**Input data**

----------

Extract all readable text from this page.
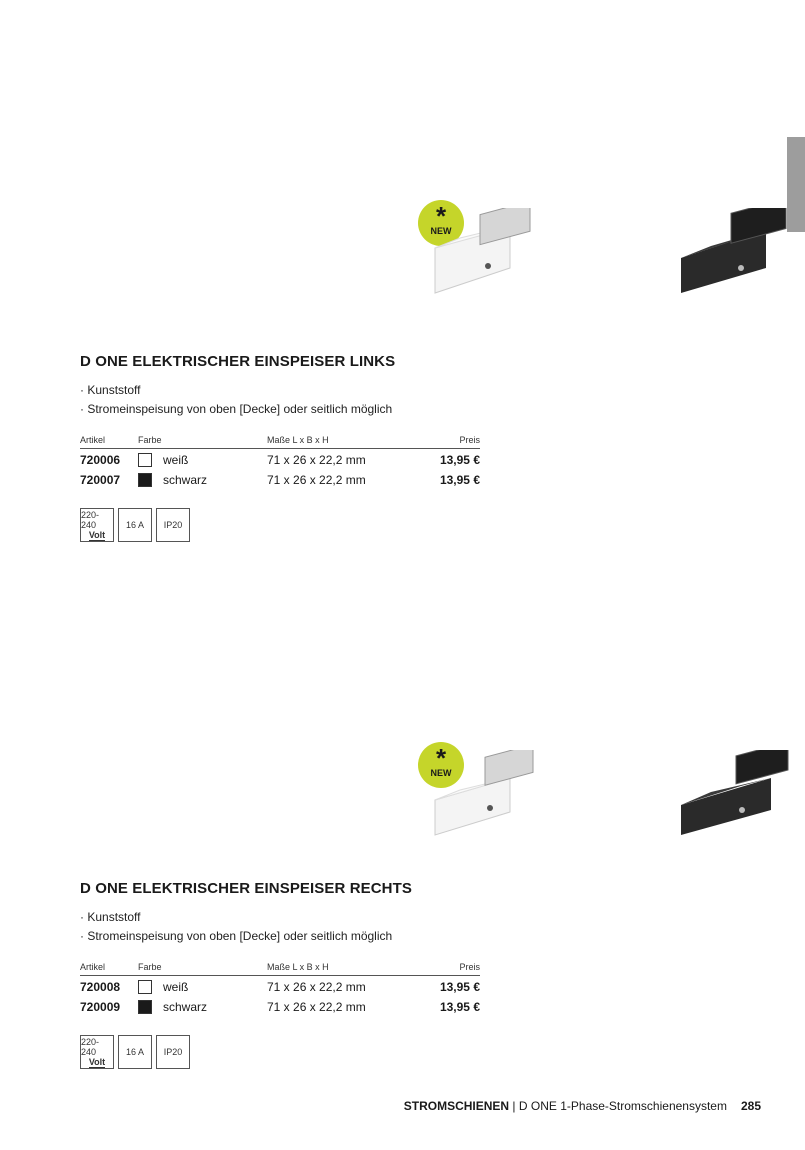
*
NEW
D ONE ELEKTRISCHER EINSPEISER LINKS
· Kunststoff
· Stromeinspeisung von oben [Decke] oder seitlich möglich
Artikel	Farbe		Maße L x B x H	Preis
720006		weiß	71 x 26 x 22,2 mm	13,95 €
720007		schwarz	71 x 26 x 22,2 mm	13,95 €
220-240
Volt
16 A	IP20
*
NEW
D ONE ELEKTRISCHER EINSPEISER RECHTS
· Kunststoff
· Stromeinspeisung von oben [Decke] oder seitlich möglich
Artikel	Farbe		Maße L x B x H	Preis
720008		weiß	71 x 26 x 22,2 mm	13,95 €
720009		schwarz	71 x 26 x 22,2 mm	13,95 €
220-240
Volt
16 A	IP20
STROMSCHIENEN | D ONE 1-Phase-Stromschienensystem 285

----------

**Stated exercise**
Give all the entries again exactly, dropping each picture.

**Solution for this exercise**
Extract all readable text from this page.
*
NEW
D ONE ELEKTRISCHER EINSPEISER LINKS
· Kunststoff
· Stromeinspeisung von oben [Decke] oder seitlich möglich
Artikel	Farbe		Maße L x B x H	Preis
720006		weiß	71 x 26 x 22,2 mm	13,95 €
720007		schwarz	71 x 26 x 22,2 mm	13,95 €
220-240
Volt
16 A	IP20
*
NEW
D ONE ELEKTRISCHER EINSPEISER RECHTS
· Kunststoff
· Stromeinspeisung von oben [Decke] oder seitlich möglich
Artikel	Farbe		Maße L x B x H	Preis
720008		weiß	71 x 26 x 22,2 mm	13,95 €
720009		schwarz	71 x 26 x 22,2 mm	13,95 €
220-240
Volt
16 A	IP20
STROMSCHIENEN | D ONE 1-Phase-Stromschienensystem 285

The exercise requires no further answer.